┌─ Data to use

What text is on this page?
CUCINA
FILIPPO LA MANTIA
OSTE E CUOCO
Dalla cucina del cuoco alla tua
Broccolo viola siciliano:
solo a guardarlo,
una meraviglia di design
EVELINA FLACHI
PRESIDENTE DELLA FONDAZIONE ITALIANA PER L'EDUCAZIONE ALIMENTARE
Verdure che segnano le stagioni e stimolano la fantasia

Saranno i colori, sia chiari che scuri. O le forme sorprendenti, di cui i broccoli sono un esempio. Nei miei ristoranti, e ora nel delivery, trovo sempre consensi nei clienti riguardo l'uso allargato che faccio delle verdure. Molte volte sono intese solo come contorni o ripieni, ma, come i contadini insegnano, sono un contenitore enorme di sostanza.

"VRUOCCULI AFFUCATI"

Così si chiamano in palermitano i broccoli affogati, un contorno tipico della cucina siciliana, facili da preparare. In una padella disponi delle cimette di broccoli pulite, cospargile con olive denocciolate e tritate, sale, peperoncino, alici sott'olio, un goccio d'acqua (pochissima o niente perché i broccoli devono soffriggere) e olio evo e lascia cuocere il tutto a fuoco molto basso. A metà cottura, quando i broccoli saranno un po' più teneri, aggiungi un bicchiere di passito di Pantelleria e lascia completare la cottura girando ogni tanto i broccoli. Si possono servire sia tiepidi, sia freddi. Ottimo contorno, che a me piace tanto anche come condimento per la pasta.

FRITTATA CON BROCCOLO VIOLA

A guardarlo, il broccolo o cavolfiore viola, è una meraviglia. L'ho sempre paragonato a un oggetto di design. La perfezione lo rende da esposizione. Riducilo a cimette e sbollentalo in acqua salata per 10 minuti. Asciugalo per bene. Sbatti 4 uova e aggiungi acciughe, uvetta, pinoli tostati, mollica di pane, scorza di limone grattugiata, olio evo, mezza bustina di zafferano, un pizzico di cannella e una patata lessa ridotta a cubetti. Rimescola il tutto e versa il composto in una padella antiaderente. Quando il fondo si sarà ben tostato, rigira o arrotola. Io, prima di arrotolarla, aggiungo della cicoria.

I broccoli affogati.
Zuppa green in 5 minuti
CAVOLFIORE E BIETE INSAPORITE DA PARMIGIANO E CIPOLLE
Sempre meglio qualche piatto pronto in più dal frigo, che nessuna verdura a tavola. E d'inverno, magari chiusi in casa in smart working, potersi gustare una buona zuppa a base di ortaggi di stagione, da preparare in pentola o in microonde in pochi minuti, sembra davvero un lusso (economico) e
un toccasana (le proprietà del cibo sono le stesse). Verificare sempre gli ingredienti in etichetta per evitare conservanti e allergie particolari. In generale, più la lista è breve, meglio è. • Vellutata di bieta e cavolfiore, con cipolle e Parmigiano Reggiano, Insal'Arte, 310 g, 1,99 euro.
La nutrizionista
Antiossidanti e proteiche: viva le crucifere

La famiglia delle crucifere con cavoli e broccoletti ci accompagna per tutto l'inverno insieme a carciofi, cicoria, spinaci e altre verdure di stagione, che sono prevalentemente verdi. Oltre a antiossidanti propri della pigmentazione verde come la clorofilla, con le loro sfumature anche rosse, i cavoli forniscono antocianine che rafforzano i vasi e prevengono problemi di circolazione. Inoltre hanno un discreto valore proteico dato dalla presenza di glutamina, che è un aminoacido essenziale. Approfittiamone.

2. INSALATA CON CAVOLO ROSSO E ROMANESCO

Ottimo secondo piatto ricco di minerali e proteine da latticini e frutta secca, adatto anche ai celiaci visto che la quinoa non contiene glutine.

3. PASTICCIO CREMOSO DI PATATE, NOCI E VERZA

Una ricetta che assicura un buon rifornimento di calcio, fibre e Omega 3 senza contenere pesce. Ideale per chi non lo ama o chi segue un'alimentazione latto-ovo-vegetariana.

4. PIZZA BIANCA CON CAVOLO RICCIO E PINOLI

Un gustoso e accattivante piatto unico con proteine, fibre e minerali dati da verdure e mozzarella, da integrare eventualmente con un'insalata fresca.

└─

**The task:** From the data, list each line in which the string "minerali" appears.

**Response area:**
Ottimo secondo piatto ricco di minerali e proteine da latticini e frutta secca, adatto anche ai celiaci visto che la quinoa non contiene glutine.
Un gustoso e accattivante piatto unico con proteine, fibre e minerali dati da verdure e mozzarella, da integrare eventualmente con un'insalata fresca.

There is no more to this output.